Exercise → Give every line of the data again, unchanged, but with no pictures.

[Data entries]
__________
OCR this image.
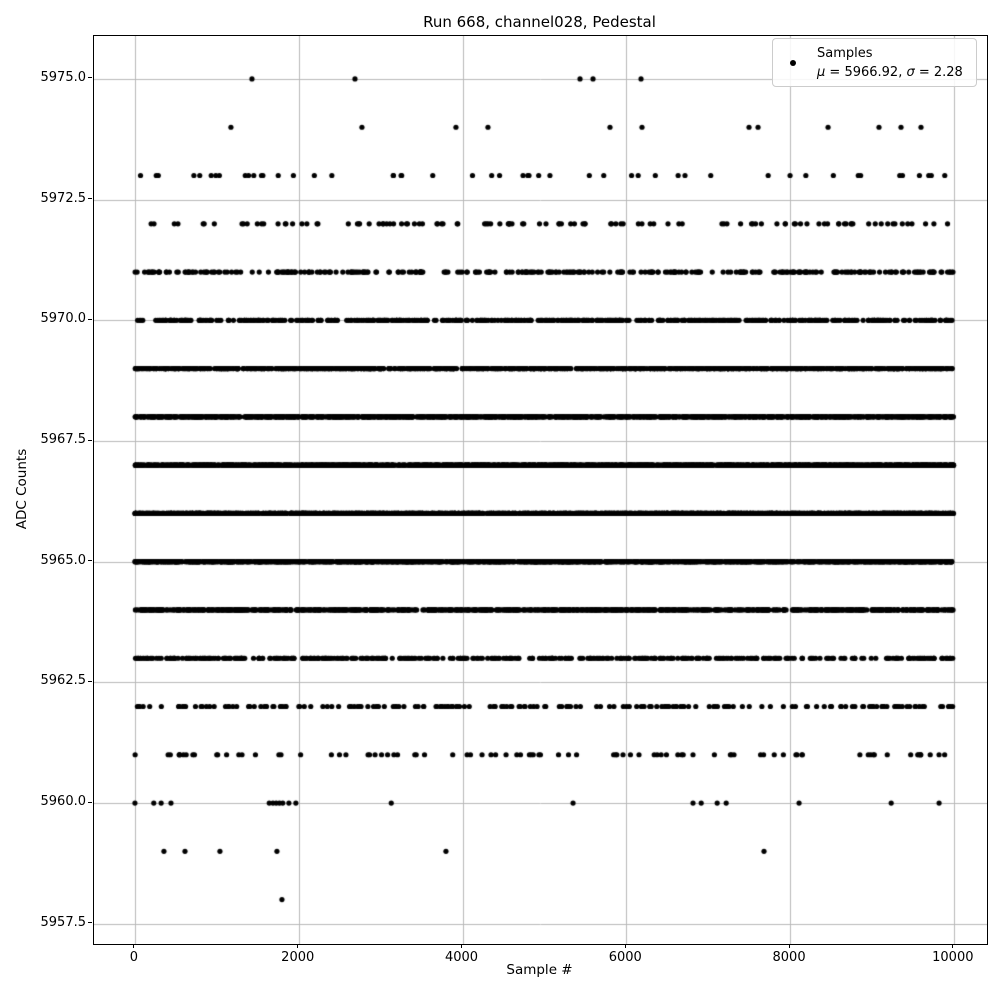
Run 668, channel028, Pedestal
0	2000	4000	6000	8000	10000
5957.5
5960.0
5962.5
5965.0
5967.5
5970.0
5972.5
5975.0
Sample #
ADC Counts
Samples
μ = 5966.92, σ = 2.28
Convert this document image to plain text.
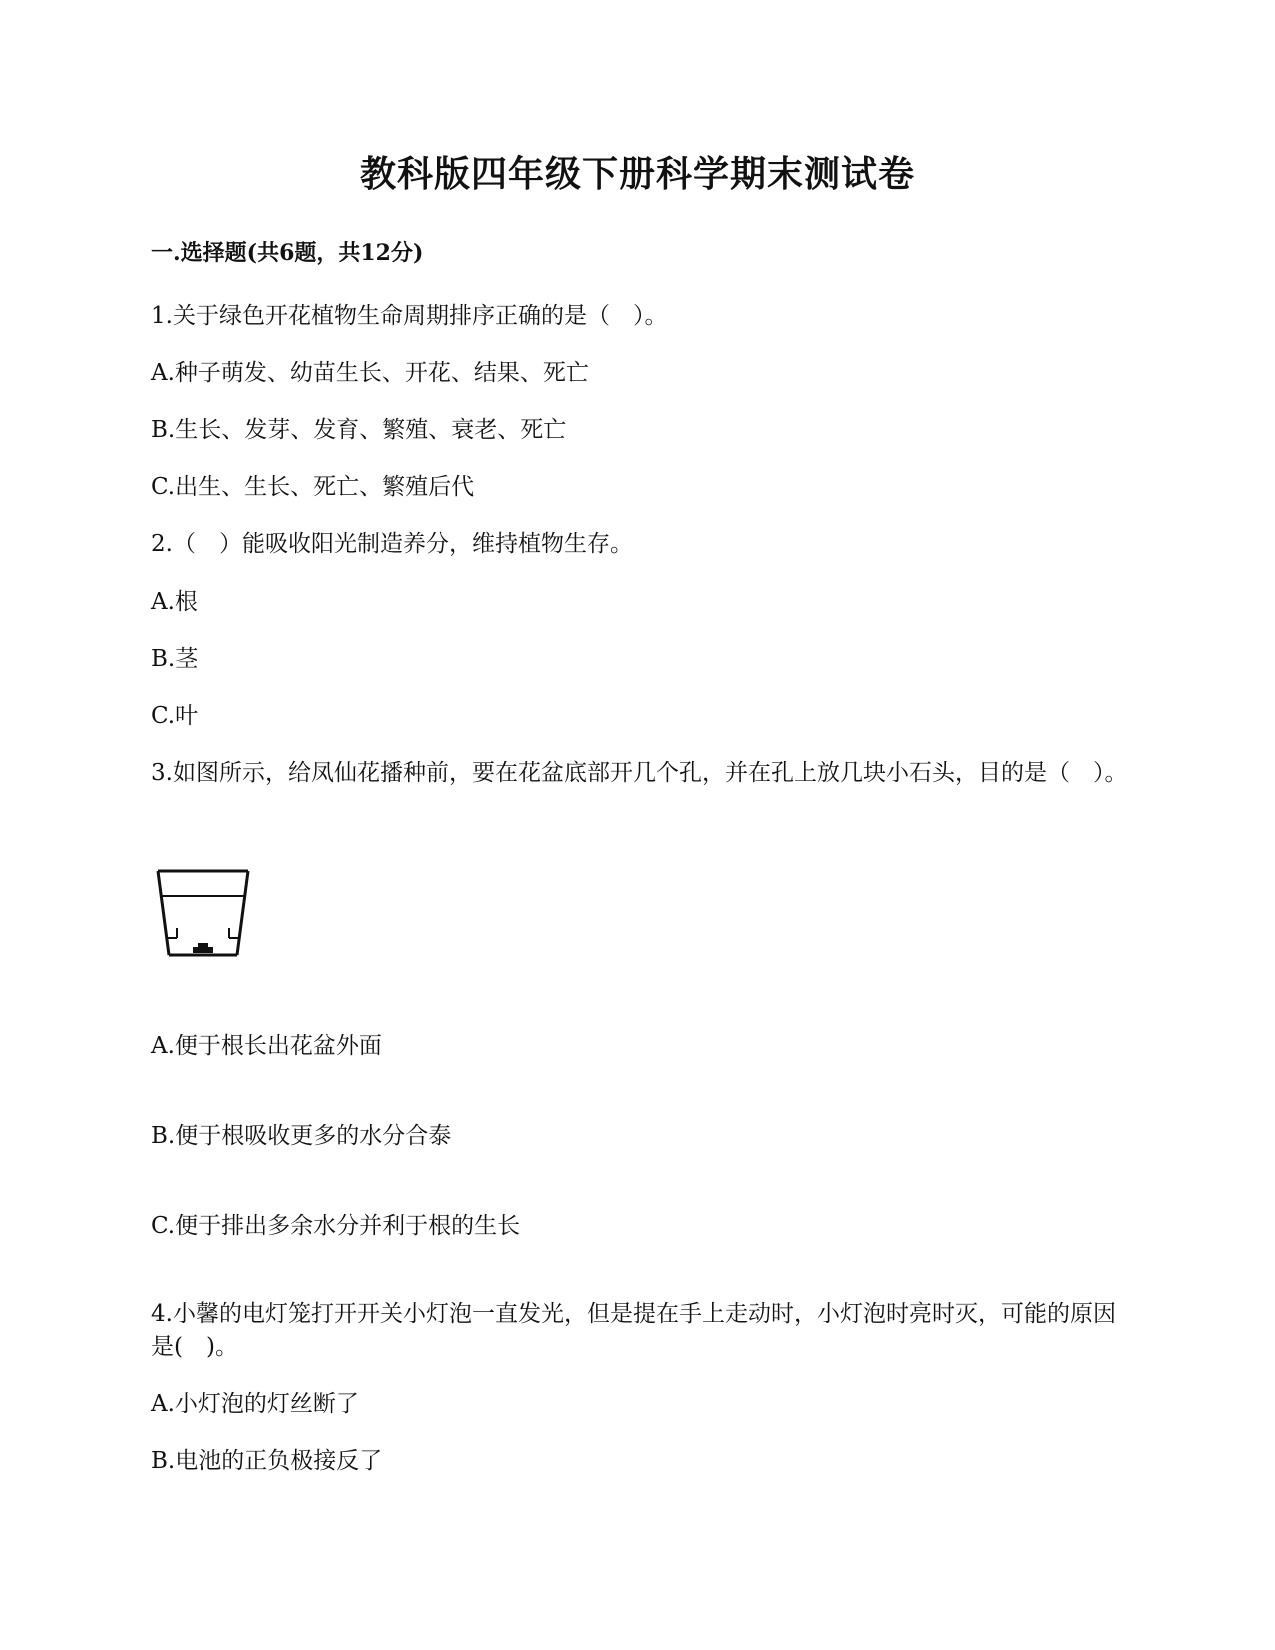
教科版四年级下册科学期末测试卷
一.选择题(共6题，共12分)
1.关于绿色开花植物生命周期排序正确的是（　）。
A.种子萌发、幼苗生长、开花、结果、死亡
B.生长、发芽、发育、繁殖、衰老、死亡
C.出生、生长、死亡、繁殖后代
2.（　）能吸收阳光制造养分，维持植物生存。
A.根
B.茎
C.叶
3.如图所示，给凤仙花播种前，要在花盆底部开几个孔，并在孔上放几块小石头，目的是（　）。
A.便于根长出花盆外面
B.便于根吸收更多的水分合泰
C.便于排出多余水分并利于根的生长
4.小馨的电灯笼打开开关小灯泡一直发光，但是提在手上走动时，小灯泡时亮时灭，可能的原因是(　)。
A.小灯泡的灯丝断了
B.电池的正负极接反了
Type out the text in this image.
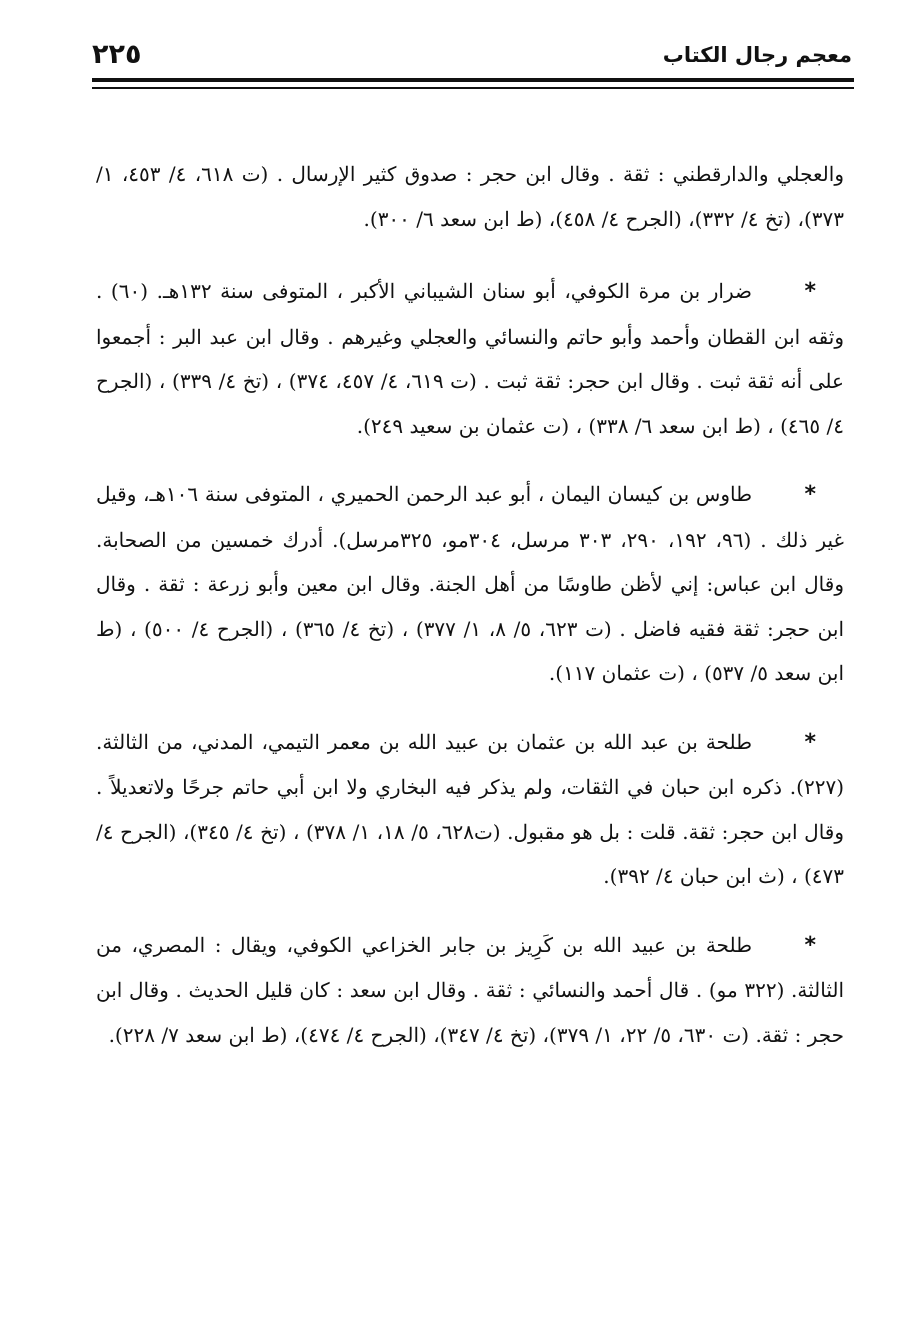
٢٢٥	معجم رجال الكتاب

والعجلي والدارقطني : ثقة . وقال ابن حجر : صدوق كثير الإرسال . (ت ٦١٨، ٤/ ٤٥٣، ١/ ٣٧٣)، (تخ ٤/ ٣٣٢)، (الجرح ٤/ ٤٥٨)، (ط ابن سعد ٦/ ٣٠٠).

*ضرار بن مرة الكوفي، أبو سنان الشيباني الأكبر ، المتوفى سنة ١٣٢هـ. (٦٠) . وثقه ابن القطان وأحمد وأبو حاتم والنسائي والعجلي وغيرهم . وقال ابن عبد البر : أجمعوا على أنه ثقة ثبت . وقال ابن حجر: ثقة ثبت . (ت ٦١٩، ٤/ ٤٥٧، ٣٧٤) ، (تخ ٤/ ٣٣٩) ، (الجرح ٤/ ٤٦٥) ، (ط ابن سعد ٦/ ٣٣٨) ، (ت عثمان بن سعيد ٢٤٩).

*طاوس بن كيسان اليمان ، أبو عبد الرحمن الحميري ، المتوفى سنة ١٠٦هـ، وقيل غير ذلك . (٩٦، ١٩٢، ٢٩٠، ٣٠٣ مرسل، ٣٠٤مو، ٣٢٥مرسل). أدرك خمسين من الصحابة. وقال ابن عباس: إني لأظن طاوسًا من أهل الجنة. وقال ابن معين وأبو زرعة : ثقة . وقال ابن حجر: ثقة فقيه فاضل . (ت ٦٢٣، ٥/ ٨، ١/ ٣٧٧) ، (تخ ٤/ ٣٦٥) ، (الجرح ٤/ ٥٠٠) ، (ط ابن سعد ٥/ ٥٣٧) ، (ت عثمان ١١٧).

*طلحة بن عبد الله بن عثمان بن عبيد الله بن معمر التيمي، المدني، من الثالثة. (٢٢٧). ذكره ابن حبان في الثقات، ولم يذكر فيه البخاري ولا ابن أبي حاتم جرحًا ولاتعديلاً . وقال ابن حجر: ثقة. قلت : بل هو مقبول. (ت٦٢٨، ٥/ ١٨، ١/ ٣٧٨) ، (تخ ٤/ ٣٤٥)، (الجرح ٤/ ٤٧٣) ، (ث ابن حبان ٤/ ٣٩٢).

*طلحة بن عبيد الله بن كَرِيز بن جابر الخزاعي الكوفي، ويقال : المصري، من الثالثة. (٣٢٢ مو) . قال أحمد والنسائي : ثقة . وقال ابن سعد : كان قليل الحديث . وقال ابن حجر : ثقة. (ت ٦٣٠، ٥/ ٢٢، ١/ ٣٧٩)، (تخ ٤/ ٣٤٧)، (الجرح ٤/ ٤٧٤)، (ط ابن سعد ٧/ ٢٢٨).
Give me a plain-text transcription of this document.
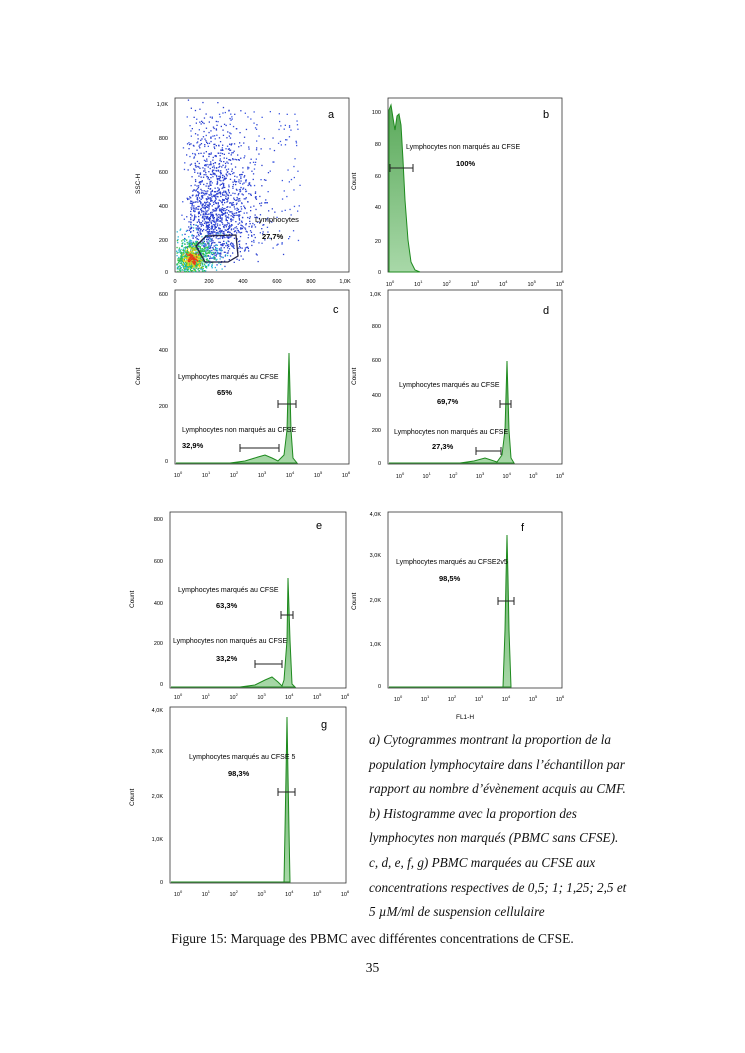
a
Lymphocytes
27,7%
SSC-H
0
200
400
600
800
1,0K
0	200	400	600	800	1,0K
b
Lymphocytes non marqués au CFSE
100%
Count
0
20
40
60
80
100
$10^0$
$10^1$
$10^2$
$10^3$
$10^4$
$10^5$
$10^6$
c
Lymphocytes marqués au CFSE
65%
Lymphocytes non marqués au CFSE
32,9%
Count
0
200
400
600
$10^0$
$10^1$
$10^2$
$10^3$
$10^4$
$10^5$
$10^6$
d
Lymphocytes marqués au CFSE
69,7%
Lymphocytes non marqués au CFSE
27,3%
Count
0
200
400
600
800
1,0K
$10^0$
$10^1$
$10^2$
$10^3$
$10^4$
$10^5$
$10^6$
e
Lymphocytes marqués au CFSE
63,3%
Lymphocytes non marqués au CFSE
33,2%
Count
0
200
400
600
800
$10^0$
$10^1$
$10^2$
$10^3$
$10^4$
$10^5$
$10^6$
f
Lymphocytes marqués au CFSE2v5
98,5%
Count
0
1,0K
2,0K
3,0K
4,0K
$10^0$
$10^1$
$10^2$
$10^3$
$10^4$
$10^5$
$10^6$
FL1-H
g
Lymphocytes marqués au CFSE 5
98,3%
Count
0
1,0K
2,0K
3,0K
4,0K
$10^0$
$10^1$
$10^2$
$10^3$
$10^4$
$10^5$
$10^6$
a) Cytogrammes montrant la proportion de la
population lymphocytaire dans l’échantillon par
rapport au nombre d’évènement acquis au CMF.
b) Histogramme avec la proportion des
lymphocytes non marqués (PBMC sans CFSE).
c, d, e, f, g) PBMC marquées au CFSE aux
concentrations respectives de 0,5; 1; 1,25; 2,5 et
5 µM/ml de suspension cellulaire
Figure 15: Marquage des PBMC avec différentes concentrations de CFSE.
35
__________
The result →
OCR this image.
Run 668, channel028, Pedestal
0	2000	4000	6000	8000	10000
5957.5
5960.0
5962.5
5965.0
5967.5
5970.0
5972.5
5975.0
Sample #
ADC Counts
Samples
μ = 5966.92, σ = 2.28
Convert this document image to plain text.
教科版四年级下册科学期末测试卷
一.选择题(共6题，共12分)
1.关于绿色开花植物生命周期排序正确的是（　）。
A.种子萌发、幼苗生长、开花、结果、死亡
B.生长、发芽、发育、繁殖、衰老、死亡
C.出生、生长、死亡、繁殖后代
2.（　）能吸收阳光制造养分，维持植物生存。
A.根
B.茎
C.叶
3.如图所示，给凤仙花播种前，要在花盆底部开几个孔，并在孔上放几块小石头，目的是（　）。
A.便于根长出花盆外面
B.便于根吸收更多的水分合泰
C.便于排出多余水分并利于根的生长
4.小馨的电灯笼打开开关小灯泡一直发光，但是提在手上走动时，小灯泡时亮时灭，可能的原因是(　)。
A.小灯泡的灯丝断了
B.电池的正负极接反了
Type out the text in this image.
٢٢٥	معجم رجال الكتاب

والعجلي والدارقطني : ثقة . وقال ابن حجر : صدوق كثير الإرسال . (ت ٦١٨، ٤/ ٤٥٣، ١/ ٣٧٣)، (تخ ٤/ ٣٣٢)، (الجرح ٤/ ٤٥٨)، (ط ابن سعد ٦/ ٣٠٠).

*ضرار بن مرة الكوفي، أبو سنان الشيباني الأكبر ، المتوفى سنة ١٣٢هـ. (٦٠) . وثقه ابن القطان وأحمد وأبو حاتم والنسائي والعجلي وغيرهم . وقال ابن عبد البر : أجمعوا على أنه ثقة ثبت . وقال ابن حجر: ثقة ثبت . (ت ٦١٩، ٤/ ٤٥٧، ٣٧٤) ، (تخ ٤/ ٣٣٩) ، (الجرح ٤/ ٤٦٥) ، (ط ابن سعد ٦/ ٣٣٨) ، (ت عثمان بن سعيد ٢٤٩).

*طاوس بن كيسان اليمان ، أبو عبد الرحمن الحميري ، المتوفى سنة ١٠٦هـ، وقيل غير ذلك . (٩٦، ١٩٢، ٢٩٠، ٣٠٣ مرسل، ٣٠٤مو، ٣٢٥مرسل). أدرك خمسين من الصحابة. وقال ابن عباس: إني لأظن طاوسًا من أهل الجنة. وقال ابن معين وأبو زرعة : ثقة . وقال ابن حجر: ثقة فقيه فاضل . (ت ٦٢٣، ٥/ ٨، ١/ ٣٧٧) ، (تخ ٤/ ٣٦٥) ، (الجرح ٤/ ٥٠٠) ، (ط ابن سعد ٥/ ٥٣٧) ، (ت عثمان ١١٧).

*طلحة بن عبد الله بن عثمان بن عبيد الله بن معمر التيمي، المدني، من الثالثة. (٢٢٧). ذكره ابن حبان في الثقات، ولم يذكر فيه البخاري ولا ابن أبي حاتم جرحًا ولاتعديلاً . وقال ابن حجر: ثقة. قلت : بل هو مقبول. (ت٦٢٨، ٥/ ١٨، ١/ ٣٧٨) ، (تخ ٤/ ٣٤٥)، (الجرح ٤/ ٤٧٣) ، (ث ابن حبان ٤/ ٣٩٢).

*طلحة بن عبيد الله بن كَرِيز بن جابر الخزاعي الكوفي، ويقال : المصري، من الثالثة. (٣٢٢ مو) . قال أحمد والنسائي : ثقة . وقال ابن سعد : كان قليل الحديث . وقال ابن حجر : ثقة. (ت ٦٣٠، ٥/ ٢٢، ١/ ٣٧٩)، (تخ ٤/ ٣٤٧)، (الجرح ٤/ ٤٧٤)، (ط ابن سعد ٧/ ٢٢٨).
Give me a plain-text transcription of this document.
a
Lymphocytes
27,7%
SSC-H
0
200
400
600
800
1,0K
0	200	400	600	800	1,0K
b
Lymphocytes non marqués au CFSE
100%
Count
0
20
40
60
80
100
$10^0$
$10^1$
$10^2$
$10^3$
$10^4$
$10^5$
$10^6$
c
Lymphocytes marqués au CFSE
65%
Lymphocytes non marqués au CFSE
32,9%
Count
0
200
400
600
$10^0$
$10^1$
$10^2$
$10^3$
$10^4$
$10^5$
$10^6$
d
Lymphocytes marqués au CFSE
69,7%
Lymphocytes non marqués au CFSE
27,3%
Count
0
200
400
600
800
1,0K
$10^0$
$10^1$
$10^2$
$10^3$
$10^4$
$10^5$
$10^6$
e
Lymphocytes marqués au CFSE
63,3%
Lymphocytes non marqués au CFSE
33,2%
Count
0
200
400
600
800
$10^0$
$10^1$
$10^2$
$10^3$
$10^4$
$10^5$
$10^6$
f
Lymphocytes marqués au CFSE2v5
98,5%
Count
0
1,0K
2,0K
3,0K
4,0K
$10^0$
$10^1$
$10^2$
$10^3$
$10^4$
$10^5$
$10^6$
FL1-H
g
Lymphocytes marqués au CFSE 5
98,3%
Count
0
1,0K
2,0K
3,0K
4,0K
$10^0$
$10^1$
$10^2$
$10^3$
$10^4$
$10^5$
$10^6$
a) Cytogrammes montrant la proportion de la
population lymphocytaire dans l’échantillon par
rapport au nombre d’évènement acquis au CMF.
b) Histogramme avec la proportion des
lymphocytes non marqués (PBMC sans CFSE).
c, d, e, f, g) PBMC marquées au CFSE aux
concentrations respectives de 0,5; 1; 1,25; 2,5 et
5 µM/ml de suspension cellulaire
Figure 15: Marquage des PBMC avec différentes concentrations de CFSE.
35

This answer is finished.